Dataset rows

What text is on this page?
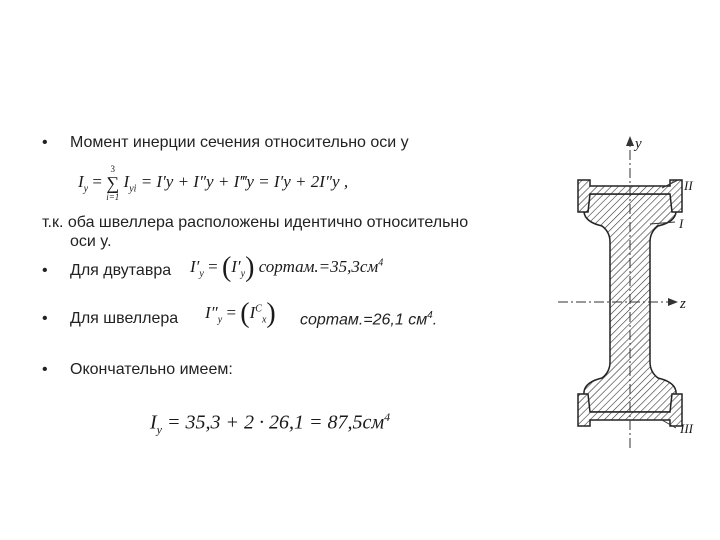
• Момент инерции сечения относительно оси y
$I_y$ =
3
∑
i=1
$I_{yi} = I'y + I''y$ + I‴y = I′y + 2I″y ,
т.к. оба швеллера расположены идентично относительно
оси y.
• Для двутавра $I'_y = (I'_y)$ $сортам.=35,3см^4$
• Для швеллера $I''_y = (I^C_x)$ сортам.=26,1 $см^4$.
• Окончательно имеем:
$I_y = 35,3 + 2 \cdot 26,1 = 87,5см^4$
y
z
II
I
III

* WRITTEN PROBLEM
Repeat all the data as it stands, dropping any images it holds.

* EXPECTED ANSWER
What text is on this page?
• Момент инерции сечения относительно оси y
$I_y$ =
3
∑
i=1
$I_{yi} = I'y + I''y$ + I‴y = I′y + 2I″y ,
т.к. оба швеллера расположены идентично относительно
оси y.
• Для двутавра $I'_y = (I'_y)$ $сортам.=35,3см^4$
• Для швеллера $I''_y = (I^C_x)$ сортам.=26,1 $см^4$.
• Окончательно имеем:
$I_y = 35,3 + 2 \cdot 26,1 = 87,5см^4$
y
z
II
I
III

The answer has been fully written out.